### Exercise brief
Count every line in the entries that contains "legend". Report that count alone.

### Task inputs
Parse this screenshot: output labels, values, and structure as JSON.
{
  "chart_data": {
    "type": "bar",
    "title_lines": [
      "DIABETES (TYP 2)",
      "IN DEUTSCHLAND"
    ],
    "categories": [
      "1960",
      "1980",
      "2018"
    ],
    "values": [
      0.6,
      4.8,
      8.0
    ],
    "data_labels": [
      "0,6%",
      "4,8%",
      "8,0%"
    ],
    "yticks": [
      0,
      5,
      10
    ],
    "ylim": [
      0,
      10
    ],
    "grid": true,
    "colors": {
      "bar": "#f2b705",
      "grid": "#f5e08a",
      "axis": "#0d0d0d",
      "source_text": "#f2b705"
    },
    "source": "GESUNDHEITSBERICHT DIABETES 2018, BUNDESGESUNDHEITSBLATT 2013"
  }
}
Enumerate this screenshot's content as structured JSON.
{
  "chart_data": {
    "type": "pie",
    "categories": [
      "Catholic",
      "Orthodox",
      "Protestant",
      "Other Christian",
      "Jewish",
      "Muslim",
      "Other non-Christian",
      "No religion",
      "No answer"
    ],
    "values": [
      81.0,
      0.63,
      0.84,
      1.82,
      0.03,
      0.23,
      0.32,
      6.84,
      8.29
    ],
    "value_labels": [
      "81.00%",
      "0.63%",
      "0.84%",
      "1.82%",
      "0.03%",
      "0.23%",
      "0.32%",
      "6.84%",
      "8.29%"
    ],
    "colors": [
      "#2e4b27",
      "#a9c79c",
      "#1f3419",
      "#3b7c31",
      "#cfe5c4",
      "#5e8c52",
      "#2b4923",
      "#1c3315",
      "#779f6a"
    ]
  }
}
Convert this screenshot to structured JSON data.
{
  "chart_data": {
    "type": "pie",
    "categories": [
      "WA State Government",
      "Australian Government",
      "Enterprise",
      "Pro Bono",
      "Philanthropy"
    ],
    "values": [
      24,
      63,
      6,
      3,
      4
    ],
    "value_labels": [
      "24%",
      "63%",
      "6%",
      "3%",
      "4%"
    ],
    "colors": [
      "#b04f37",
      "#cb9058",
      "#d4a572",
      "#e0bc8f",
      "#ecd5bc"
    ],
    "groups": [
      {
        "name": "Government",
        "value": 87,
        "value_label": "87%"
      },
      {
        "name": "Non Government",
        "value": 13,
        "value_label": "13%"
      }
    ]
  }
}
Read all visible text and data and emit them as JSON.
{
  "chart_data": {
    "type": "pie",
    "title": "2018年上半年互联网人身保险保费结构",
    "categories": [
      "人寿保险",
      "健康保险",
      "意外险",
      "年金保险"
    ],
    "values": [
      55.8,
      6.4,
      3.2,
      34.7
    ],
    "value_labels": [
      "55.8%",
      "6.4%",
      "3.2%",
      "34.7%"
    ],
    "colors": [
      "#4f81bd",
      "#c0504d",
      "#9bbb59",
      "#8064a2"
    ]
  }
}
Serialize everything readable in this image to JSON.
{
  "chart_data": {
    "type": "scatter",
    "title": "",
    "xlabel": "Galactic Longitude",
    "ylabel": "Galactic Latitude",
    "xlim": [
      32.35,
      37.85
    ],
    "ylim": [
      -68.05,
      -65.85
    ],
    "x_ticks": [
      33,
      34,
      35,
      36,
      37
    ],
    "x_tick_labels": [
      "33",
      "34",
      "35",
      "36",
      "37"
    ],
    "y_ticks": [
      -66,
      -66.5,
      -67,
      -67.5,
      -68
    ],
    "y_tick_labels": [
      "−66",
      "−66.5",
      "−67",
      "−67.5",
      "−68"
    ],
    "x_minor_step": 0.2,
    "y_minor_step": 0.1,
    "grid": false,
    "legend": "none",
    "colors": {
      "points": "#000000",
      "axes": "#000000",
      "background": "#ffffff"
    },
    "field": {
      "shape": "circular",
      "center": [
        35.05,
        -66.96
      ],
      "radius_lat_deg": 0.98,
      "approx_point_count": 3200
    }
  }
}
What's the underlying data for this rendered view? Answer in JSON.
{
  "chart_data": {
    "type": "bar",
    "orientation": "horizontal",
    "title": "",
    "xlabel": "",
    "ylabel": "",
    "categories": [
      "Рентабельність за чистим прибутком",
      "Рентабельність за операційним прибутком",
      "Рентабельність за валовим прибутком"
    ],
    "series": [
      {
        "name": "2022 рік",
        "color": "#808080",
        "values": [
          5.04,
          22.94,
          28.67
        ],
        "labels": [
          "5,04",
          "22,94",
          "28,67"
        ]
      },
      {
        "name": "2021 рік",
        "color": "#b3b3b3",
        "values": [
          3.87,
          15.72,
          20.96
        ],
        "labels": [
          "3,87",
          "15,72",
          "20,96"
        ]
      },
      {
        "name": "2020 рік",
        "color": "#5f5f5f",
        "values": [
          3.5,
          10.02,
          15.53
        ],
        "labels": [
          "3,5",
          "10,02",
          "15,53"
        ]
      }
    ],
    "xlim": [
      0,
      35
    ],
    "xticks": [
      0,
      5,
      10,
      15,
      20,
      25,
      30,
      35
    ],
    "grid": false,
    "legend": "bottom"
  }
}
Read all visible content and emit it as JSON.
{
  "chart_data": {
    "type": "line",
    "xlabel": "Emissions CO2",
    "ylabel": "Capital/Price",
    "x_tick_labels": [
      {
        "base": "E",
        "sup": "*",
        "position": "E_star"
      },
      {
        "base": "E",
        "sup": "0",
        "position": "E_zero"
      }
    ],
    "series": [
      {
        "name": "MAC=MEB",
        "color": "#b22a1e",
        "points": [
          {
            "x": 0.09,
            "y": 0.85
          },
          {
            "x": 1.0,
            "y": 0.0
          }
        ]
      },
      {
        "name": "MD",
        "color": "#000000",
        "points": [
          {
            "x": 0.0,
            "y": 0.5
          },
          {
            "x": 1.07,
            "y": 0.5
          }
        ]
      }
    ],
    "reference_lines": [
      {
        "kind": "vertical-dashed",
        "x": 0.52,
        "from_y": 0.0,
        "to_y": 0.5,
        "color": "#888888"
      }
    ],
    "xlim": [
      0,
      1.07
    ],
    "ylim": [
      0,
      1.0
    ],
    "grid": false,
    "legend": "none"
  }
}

### Answer to the exercise
3